## WHAT YOU HAVE TO DO
Check each line of the listing, and copy it if it contains the word "name".

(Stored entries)

------------------------

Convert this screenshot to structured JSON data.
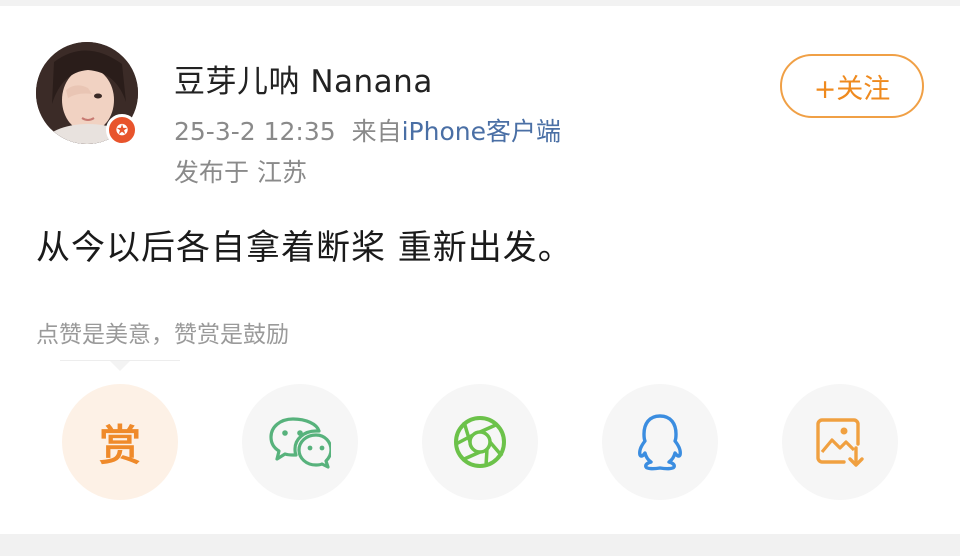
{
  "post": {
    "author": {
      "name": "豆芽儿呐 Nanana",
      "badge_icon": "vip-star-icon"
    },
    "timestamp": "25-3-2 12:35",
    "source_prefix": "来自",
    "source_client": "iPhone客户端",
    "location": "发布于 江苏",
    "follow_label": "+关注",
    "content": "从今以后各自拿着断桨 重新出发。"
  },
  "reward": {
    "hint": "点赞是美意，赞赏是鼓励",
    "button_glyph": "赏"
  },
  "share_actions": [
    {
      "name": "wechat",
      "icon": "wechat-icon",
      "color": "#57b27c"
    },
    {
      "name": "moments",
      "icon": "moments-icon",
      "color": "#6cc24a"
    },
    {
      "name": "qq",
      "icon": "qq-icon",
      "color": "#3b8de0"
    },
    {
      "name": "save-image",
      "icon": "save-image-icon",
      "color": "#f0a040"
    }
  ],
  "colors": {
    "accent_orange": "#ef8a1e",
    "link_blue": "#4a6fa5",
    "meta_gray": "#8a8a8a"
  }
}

------------------------

## EXPECTED OUTPUT
      "name": "豆芽儿呐 Nanana",
      "name": "wechat",
      "name": "moments",
      "name": "qq",
      "name": "save-image",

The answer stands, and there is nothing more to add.